**YOUR OBJECTIVE**
Output every line of the material exactly, omitting images.

══════

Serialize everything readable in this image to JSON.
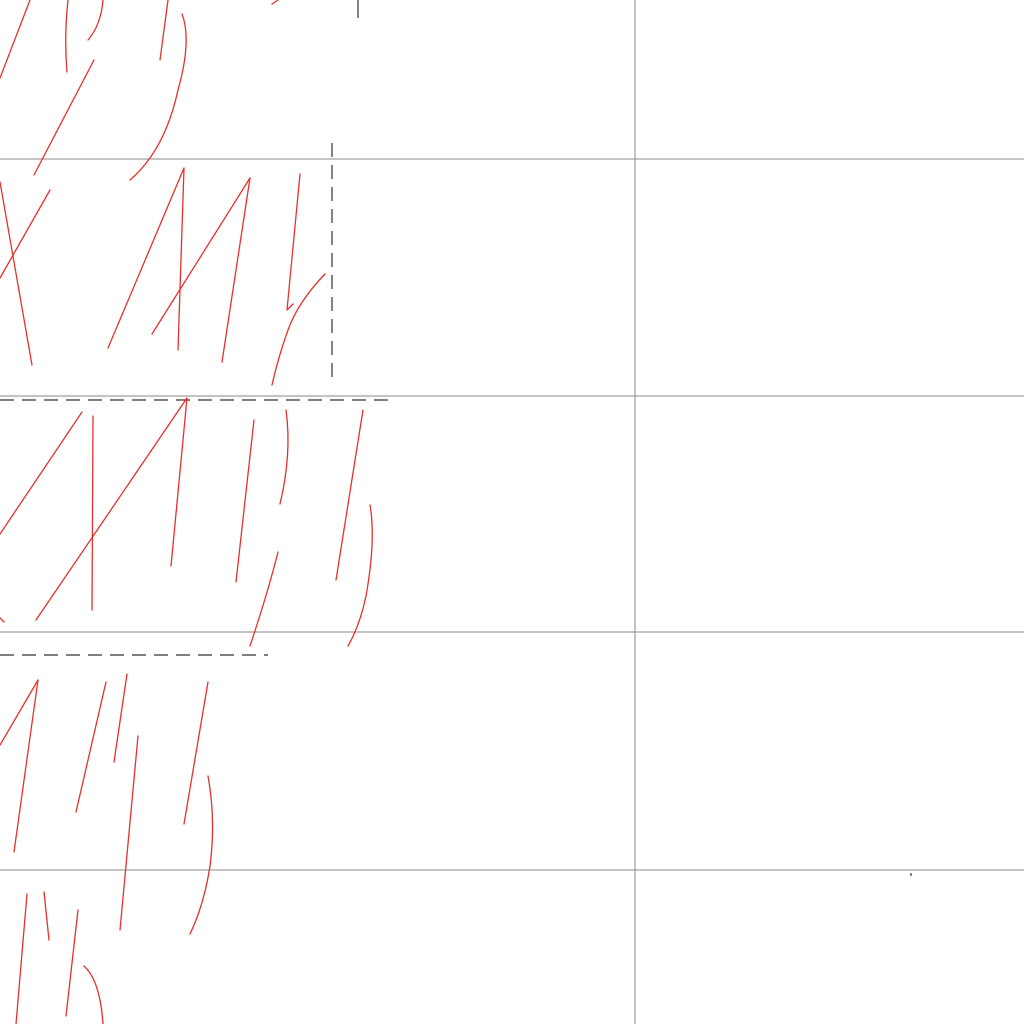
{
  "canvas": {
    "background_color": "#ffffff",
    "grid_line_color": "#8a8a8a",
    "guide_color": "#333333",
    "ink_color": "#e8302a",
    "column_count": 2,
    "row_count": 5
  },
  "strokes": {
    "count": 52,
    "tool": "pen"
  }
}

══════

**RESPONSE FOR THIS EXERCISE**
Serialize everything readable in this image to JSON.
{
  "canvas": {
    "background_color": "#ffffff",
    "grid_line_color": "#8a8a8a",
    "guide_color": "#333333",
    "ink_color": "#e8302a",
    "column_count": 2,
    "row_count": 5
  },
  "strokes": {
    "count": 52,
    "tool": "pen"
  }
}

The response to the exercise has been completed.